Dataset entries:
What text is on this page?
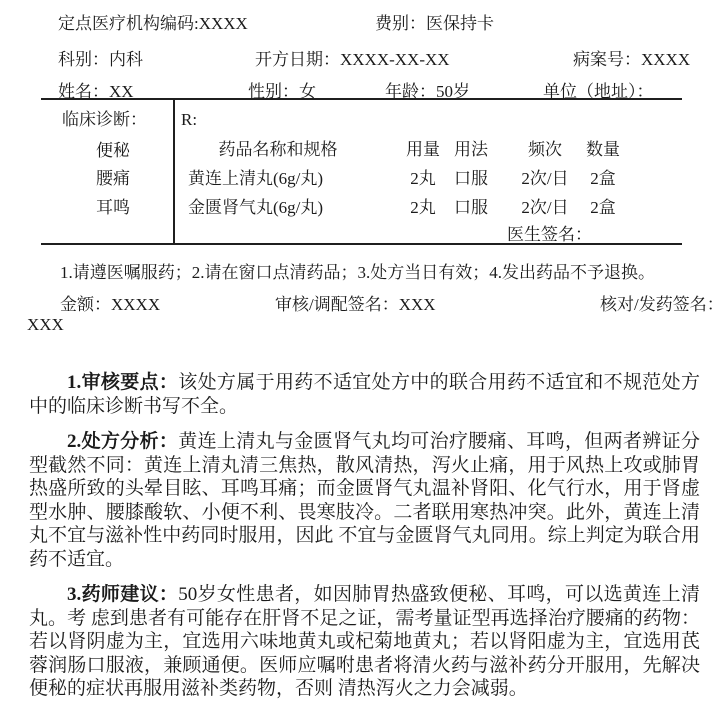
定点医疗机构编码:XXXX	费别：医保持卡
科别：内科	开方日期：XXXX-XX-XX	病案号：XXXX
姓名：XX	性别：女	年龄：50岁	单位（地址）：
临床诊断：
便秘
腰痛
耳鸣
R:
药品名称和规格	用量 用法	频次	数量
黄连上清丸(6g/丸)	2丸	口服	2次/日	2盒
金匮肾气丸(6g/丸)	2丸	口服	2次/日	2盒
医生签名：
1.请遵医嘱服药；2.请在窗口点清药品；3.处方当日有效；4.发出药品不予退换。
金额：XXXX	审核/调配签名：XXX	核对/发药签名：
XXX

1.审核要点：该处方属于用药不适宜处方中的联合用药不适宜和不规范处方中的临床诊断书写不全。

2.处方分析：黄连上清丸与金匮肾气丸均可治疗腰痛、耳鸣，但两者辨证分型截然不同：黄连上清丸清三焦热，散风清热，泻火止痛，用于风热上攻或肺胃热盛所致的头晕目眩、耳鸣耳痛；而金匮肾气丸温补肾阳、化气行水，用于肾虚型水肿、腰膝酸软、小便不利、畏寒肢冷。二者联用寒热冲突。此外，黄连上清丸不宜与滋补性中药同时服用，因此 不宜与金匮肾气丸同用。综上判定为联合用药不适宜。

3.药师建议：50岁女性患者，如因肺胃热盛致便秘、耳鸣，可以选黄连上清丸。考 虑到患者有可能存在肝肾不足之证，需考量证型再选择治疗腰痛的药物：若以肾阴虚为主，宜选用六味地黄丸或杞菊地黄丸；若以肾阳虚为主，宜选用芪蓉润肠口服液，兼顾通便。医师应嘱咐患者将清火药与滋补药分开服用，先解决便秘的症状再服用滋补类药物，否则 清热泻火之力会减弱。
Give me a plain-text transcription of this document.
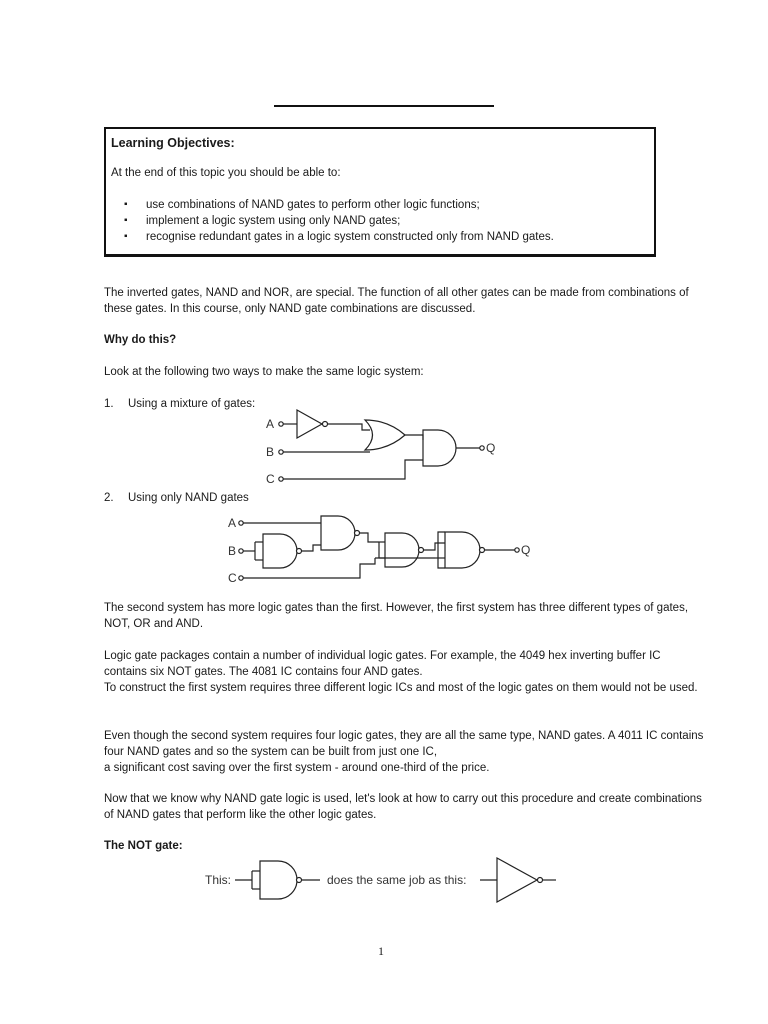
Learning Objectives:
At the end of this topic you should be able to:
▪ use combinations of NAND gates to perform other logic functions;
▪ implement a logic system using only NAND gates;
▪ recognise redundant gates in a logic system constructed only from NAND gates.

The inverted gates, NAND and NOR, are special. The function of all other gates can be made from combinations of these gates. In this course, only NAND gate combinations are discussed.

Why do this?

Look at the following two ways to make the same logic system:

1. Using a mixture of gates:

A
B
C
Q

2. Using only NAND gates

A
B
C
Q

The second system has more logic gates than the first. However, the first system has three different types of gates, NOT, OR and AND.

Logic gate packages contain a number of individual logic gates. For example, the 4049 hex inverting buffer IC contains six NOT gates. The 4081 IC contains four AND gates.

To construct the first system requires three different logic ICs and most of the logic gates on them would not be used.

Even though the second system requires four logic gates, they are all the same type, NAND gates. A 4011 IC contains four NAND gates and so the system can be built from just one IC,

a significant cost saving over the first system - around one-third of the price.

Now that we know why NAND gate logic is used, let's look at how to carry out this procedure and create combinations of NAND gates that perform like the other logic gates.

The NOT gate:

This:	does the same job as this:
1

Problem → Except for the pictures, give all the material above again verbatim.

The answer →
What text is on this page?
定点医疗机构编码:XXXX	费别：医保持卡
科别：内科	开方日期：XXXX-XX-XX	病案号：XXXX
姓名：XX	性别：女	年龄：50岁	单位（地址）：
临床诊断：
便秘
腰痛
耳鸣
R:
药品名称和规格	用量 用法	频次	数量
黄连上清丸(6g/丸)	2丸	口服	2次/日	2盒
金匮肾气丸(6g/丸)	2丸	口服	2次/日	2盒
医生签名：
1.请遵医嘱服药；2.请在窗口点清药品；3.处方当日有效；4.发出药品不予退换。
金额：XXXX	审核/调配签名：XXX	核对/发药签名：
XXX

1.审核要点：该处方属于用药不适宜处方中的联合用药不适宜和不规范处方中的临床诊断书写不全。

2.处方分析：黄连上清丸与金匮肾气丸均可治疗腰痛、耳鸣，但两者辨证分型截然不同：黄连上清丸清三焦热，散风清热，泻火止痛，用于风热上攻或肺胃热盛所致的头晕目眩、耳鸣耳痛；而金匮肾气丸温补肾阳、化气行水，用于肾虚型水肿、腰膝酸软、小便不利、畏寒肢冷。二者联用寒热冲突。此外，黄连上清丸不宜与滋补性中药同时服用，因此 不宜与金匮肾气丸同用。综上判定为联合用药不适宜。

3.药师建议：50岁女性患者，如因肺胃热盛致便秘、耳鸣，可以选黄连上清丸。考 虑到患者有可能存在肝肾不足之证，需考量证型再选择治疗腰痛的药物：若以肾阴虚为主，宜选用六味地黄丸或杞菊地黄丸；若以肾阳虚为主，宜选用芪蓉润肠口服液，兼顾通便。医师应嘱咐患者将清火药与滋补药分开服用，先解决便秘的症状再服用滋补类药物，否则 清热泻火之力会减弱。
Give me a plain-text transcription of this document.
Learning Objectives:
At the end of this topic you should be able to:
▪ use combinations of NAND gates to perform other logic functions;
▪ implement a logic system using only NAND gates;
▪ recognise redundant gates in a logic system constructed only from NAND gates.

The inverted gates, NAND and NOR, are special. The function of all other gates can be made from combinations of these gates. In this course, only NAND gate combinations are discussed.

Why do this?

Look at the following two ways to make the same logic system:

1. Using a mixture of gates:

A
B
C
Q

2. Using only NAND gates

A
B
C
Q

The second system has more logic gates than the first. However, the first system has three different types of gates, NOT, OR and AND.

Logic gate packages contain a number of individual logic gates. For example, the 4049 hex inverting buffer IC contains six NOT gates. The 4081 IC contains four AND gates.

To construct the first system requires three different logic ICs and most of the logic gates on them would not be used.

Even though the second system requires four logic gates, they are all the same type, NAND gates. A 4011 IC contains four NAND gates and so the system can be built from just one IC,

a significant cost saving over the first system - around one-third of the price.

Now that we know why NAND gate logic is used, let's look at how to carry out this procedure and create combinations of NAND gates that perform like the other logic gates.

The NOT gate:

This:	does the same job as this:
1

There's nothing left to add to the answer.